[Saved entries]:
-------------------------
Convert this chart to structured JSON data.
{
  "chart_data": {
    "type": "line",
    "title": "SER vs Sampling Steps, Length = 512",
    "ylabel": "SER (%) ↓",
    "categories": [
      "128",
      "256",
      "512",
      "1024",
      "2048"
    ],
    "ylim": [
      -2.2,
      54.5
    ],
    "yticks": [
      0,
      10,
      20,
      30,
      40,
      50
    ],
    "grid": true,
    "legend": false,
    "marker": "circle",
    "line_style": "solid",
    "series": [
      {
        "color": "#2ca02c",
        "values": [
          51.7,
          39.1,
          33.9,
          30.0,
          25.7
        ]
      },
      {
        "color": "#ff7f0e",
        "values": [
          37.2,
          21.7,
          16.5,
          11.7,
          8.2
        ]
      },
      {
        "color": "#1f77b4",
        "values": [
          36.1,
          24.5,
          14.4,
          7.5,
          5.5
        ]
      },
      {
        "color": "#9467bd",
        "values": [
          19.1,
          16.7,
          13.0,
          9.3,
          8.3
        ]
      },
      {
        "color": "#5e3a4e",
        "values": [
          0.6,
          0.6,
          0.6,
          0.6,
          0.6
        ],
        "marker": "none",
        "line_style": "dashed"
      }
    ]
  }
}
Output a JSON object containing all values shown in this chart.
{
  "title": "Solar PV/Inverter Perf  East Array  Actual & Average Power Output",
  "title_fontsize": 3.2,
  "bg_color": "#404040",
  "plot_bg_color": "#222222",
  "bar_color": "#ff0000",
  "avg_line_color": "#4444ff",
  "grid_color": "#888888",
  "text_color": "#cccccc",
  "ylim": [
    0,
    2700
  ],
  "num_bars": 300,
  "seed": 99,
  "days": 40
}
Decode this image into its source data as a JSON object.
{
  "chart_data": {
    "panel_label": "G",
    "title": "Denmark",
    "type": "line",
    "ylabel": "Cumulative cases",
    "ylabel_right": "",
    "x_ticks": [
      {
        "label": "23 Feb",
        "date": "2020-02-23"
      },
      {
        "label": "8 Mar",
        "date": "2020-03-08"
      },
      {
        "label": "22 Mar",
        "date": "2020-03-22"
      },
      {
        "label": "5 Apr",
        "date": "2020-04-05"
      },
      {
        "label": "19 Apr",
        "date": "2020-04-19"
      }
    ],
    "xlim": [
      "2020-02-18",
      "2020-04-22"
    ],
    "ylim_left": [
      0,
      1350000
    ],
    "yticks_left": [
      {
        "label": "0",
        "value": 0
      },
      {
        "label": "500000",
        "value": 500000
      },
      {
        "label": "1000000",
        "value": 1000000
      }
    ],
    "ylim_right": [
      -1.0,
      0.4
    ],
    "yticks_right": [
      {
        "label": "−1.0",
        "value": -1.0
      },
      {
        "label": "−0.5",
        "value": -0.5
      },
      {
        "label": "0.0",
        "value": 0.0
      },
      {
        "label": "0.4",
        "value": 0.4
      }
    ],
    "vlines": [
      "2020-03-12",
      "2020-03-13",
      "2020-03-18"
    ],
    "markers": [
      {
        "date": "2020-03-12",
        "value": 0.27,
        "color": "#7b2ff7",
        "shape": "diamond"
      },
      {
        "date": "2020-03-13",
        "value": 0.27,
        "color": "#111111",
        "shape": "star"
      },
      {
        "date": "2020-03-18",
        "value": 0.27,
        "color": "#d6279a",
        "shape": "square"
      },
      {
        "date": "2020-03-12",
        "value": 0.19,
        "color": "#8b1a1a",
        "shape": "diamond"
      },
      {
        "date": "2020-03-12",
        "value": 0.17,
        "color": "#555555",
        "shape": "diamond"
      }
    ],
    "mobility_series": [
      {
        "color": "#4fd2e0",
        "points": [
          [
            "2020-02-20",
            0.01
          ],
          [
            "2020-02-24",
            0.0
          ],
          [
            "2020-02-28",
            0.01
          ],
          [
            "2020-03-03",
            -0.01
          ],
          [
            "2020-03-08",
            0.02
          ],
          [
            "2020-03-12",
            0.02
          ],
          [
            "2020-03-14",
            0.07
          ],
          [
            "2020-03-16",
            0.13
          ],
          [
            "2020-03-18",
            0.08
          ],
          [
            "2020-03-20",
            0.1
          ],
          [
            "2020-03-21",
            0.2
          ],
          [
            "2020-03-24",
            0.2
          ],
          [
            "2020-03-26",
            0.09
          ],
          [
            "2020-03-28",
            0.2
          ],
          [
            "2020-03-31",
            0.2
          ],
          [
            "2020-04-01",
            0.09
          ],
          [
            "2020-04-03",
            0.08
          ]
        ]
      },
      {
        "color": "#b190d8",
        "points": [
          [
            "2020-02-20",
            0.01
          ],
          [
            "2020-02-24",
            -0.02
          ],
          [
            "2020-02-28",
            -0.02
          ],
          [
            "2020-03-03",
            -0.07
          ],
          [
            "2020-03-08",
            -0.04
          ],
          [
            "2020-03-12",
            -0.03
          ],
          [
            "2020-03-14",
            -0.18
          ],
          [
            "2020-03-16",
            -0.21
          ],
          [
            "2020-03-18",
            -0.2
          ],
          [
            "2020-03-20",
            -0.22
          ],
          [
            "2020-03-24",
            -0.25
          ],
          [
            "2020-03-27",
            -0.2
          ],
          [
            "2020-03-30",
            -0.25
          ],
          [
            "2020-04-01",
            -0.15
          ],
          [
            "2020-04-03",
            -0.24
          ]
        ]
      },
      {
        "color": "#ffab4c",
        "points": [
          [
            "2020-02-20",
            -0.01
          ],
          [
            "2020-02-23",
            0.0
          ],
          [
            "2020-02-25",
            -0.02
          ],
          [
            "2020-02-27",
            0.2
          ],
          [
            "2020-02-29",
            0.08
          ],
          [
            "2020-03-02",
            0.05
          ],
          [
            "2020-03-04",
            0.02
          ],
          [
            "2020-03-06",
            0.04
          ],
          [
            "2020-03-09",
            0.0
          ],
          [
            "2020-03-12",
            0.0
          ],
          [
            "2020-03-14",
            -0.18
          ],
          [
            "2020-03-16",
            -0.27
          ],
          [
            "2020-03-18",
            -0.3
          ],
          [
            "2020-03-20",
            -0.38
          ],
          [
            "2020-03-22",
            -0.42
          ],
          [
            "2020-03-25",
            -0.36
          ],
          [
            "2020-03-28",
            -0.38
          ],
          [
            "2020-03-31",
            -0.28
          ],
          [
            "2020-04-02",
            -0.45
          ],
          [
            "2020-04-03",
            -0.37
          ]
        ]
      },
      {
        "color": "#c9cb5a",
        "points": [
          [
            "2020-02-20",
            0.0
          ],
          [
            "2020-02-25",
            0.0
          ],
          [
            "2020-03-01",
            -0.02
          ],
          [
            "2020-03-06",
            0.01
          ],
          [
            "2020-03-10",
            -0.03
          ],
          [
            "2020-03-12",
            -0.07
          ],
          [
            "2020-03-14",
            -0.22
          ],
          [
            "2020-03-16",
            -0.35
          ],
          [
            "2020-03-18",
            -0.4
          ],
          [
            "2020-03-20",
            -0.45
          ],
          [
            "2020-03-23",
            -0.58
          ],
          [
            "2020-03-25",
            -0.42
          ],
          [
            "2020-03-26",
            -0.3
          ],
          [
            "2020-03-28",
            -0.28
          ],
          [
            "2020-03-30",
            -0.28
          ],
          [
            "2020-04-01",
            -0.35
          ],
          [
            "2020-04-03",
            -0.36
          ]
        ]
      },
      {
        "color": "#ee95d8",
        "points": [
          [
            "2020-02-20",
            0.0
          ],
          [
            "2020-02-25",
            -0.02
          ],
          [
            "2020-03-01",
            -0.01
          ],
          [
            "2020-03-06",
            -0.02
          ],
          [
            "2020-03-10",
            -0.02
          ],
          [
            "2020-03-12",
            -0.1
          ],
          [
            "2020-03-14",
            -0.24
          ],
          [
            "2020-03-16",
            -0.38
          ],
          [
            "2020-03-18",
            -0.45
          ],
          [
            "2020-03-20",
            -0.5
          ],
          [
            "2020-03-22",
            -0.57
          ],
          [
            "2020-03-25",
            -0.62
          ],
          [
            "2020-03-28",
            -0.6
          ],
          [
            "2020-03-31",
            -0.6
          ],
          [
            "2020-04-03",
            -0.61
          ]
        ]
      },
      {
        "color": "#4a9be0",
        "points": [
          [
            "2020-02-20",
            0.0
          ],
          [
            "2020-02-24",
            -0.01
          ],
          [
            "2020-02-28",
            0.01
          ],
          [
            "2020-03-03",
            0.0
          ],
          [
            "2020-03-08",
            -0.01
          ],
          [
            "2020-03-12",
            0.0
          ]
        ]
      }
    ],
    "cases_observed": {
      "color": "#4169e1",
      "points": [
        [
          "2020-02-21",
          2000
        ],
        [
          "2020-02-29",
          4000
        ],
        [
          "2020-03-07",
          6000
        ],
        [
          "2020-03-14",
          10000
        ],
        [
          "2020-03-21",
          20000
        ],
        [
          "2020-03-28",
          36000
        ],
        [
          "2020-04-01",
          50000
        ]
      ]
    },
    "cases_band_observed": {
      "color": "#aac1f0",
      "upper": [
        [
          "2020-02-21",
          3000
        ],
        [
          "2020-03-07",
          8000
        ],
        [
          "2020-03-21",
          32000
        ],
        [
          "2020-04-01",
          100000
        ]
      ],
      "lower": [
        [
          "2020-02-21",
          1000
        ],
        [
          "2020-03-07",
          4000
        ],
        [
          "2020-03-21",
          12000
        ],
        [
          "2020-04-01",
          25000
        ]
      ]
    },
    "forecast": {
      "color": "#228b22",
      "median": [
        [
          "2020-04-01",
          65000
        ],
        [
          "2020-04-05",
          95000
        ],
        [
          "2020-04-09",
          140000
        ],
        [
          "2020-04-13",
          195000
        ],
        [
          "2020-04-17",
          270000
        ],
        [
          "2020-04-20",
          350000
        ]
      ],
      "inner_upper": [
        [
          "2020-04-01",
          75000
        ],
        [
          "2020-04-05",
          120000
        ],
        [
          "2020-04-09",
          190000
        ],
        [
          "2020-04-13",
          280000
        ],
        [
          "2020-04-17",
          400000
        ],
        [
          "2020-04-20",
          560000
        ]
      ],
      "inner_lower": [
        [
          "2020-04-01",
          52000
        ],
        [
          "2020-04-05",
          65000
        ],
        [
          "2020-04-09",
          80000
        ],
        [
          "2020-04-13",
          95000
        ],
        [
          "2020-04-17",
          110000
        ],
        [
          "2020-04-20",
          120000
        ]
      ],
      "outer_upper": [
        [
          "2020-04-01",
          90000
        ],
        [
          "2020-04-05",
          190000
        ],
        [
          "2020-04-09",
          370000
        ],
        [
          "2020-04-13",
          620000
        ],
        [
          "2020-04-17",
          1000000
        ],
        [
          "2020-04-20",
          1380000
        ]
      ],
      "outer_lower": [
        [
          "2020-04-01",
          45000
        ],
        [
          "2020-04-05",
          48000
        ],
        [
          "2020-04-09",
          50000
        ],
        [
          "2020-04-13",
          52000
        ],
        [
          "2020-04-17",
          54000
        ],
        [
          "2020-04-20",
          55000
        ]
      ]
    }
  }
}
-------------------------
[WHAT IS BEING ASKED]:
State how many lines of the listing include "this", and nothing more.

[WORKED ANSWER]:
3